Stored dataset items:

----

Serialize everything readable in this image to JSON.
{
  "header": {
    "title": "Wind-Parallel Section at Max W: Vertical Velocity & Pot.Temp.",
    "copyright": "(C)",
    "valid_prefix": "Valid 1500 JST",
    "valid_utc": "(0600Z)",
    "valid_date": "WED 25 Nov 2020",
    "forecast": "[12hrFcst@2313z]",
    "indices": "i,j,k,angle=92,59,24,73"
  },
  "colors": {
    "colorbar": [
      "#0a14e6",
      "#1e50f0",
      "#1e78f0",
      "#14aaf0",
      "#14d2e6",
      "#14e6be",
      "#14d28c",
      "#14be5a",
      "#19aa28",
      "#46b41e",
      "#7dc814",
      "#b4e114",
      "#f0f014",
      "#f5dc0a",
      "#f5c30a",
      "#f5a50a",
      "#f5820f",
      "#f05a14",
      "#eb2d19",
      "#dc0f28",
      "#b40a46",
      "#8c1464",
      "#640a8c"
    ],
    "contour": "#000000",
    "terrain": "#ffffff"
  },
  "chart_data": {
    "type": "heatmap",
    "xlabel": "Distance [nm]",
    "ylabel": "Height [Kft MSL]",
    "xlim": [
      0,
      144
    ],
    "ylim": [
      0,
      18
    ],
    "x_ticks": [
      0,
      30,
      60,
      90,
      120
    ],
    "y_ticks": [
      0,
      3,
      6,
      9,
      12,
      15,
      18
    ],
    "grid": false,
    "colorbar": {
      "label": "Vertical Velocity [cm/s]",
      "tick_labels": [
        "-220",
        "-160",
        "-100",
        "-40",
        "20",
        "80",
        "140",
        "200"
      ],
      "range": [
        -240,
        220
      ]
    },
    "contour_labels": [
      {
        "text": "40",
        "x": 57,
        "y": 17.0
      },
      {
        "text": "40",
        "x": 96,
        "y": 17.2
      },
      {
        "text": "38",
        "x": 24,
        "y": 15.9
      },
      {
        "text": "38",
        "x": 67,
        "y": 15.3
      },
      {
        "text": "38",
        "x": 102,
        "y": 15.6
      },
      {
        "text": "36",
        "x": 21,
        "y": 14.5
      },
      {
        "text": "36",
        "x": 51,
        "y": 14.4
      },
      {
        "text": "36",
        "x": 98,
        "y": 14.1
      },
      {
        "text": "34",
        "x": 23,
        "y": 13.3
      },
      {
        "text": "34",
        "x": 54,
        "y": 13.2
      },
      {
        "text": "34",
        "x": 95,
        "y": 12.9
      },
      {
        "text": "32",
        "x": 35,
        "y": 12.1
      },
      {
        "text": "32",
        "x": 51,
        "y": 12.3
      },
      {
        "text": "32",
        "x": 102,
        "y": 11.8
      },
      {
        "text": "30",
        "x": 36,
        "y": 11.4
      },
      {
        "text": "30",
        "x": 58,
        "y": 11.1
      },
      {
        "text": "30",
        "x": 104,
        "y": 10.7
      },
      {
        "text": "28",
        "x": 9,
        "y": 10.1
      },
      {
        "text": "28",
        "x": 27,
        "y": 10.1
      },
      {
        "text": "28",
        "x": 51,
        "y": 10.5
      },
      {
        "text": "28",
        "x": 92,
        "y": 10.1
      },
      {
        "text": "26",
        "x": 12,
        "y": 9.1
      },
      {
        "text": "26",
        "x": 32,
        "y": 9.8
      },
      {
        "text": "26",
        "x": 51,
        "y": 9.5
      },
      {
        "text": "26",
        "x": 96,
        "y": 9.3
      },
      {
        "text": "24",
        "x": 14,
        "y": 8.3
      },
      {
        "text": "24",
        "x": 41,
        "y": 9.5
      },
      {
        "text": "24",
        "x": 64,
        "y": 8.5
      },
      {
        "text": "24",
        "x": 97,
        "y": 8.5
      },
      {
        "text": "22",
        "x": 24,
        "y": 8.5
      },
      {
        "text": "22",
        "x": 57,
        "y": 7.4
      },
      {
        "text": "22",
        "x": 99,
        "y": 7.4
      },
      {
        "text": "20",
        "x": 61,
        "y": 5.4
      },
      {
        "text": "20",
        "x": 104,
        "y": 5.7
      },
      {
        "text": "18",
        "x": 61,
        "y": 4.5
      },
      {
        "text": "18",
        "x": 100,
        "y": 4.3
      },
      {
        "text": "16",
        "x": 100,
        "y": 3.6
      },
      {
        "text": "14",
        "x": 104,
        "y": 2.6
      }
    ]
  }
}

----

* _Exercise_
How many lines in the records above contain the word "Velocity"? Give only the number.

* _The output_
2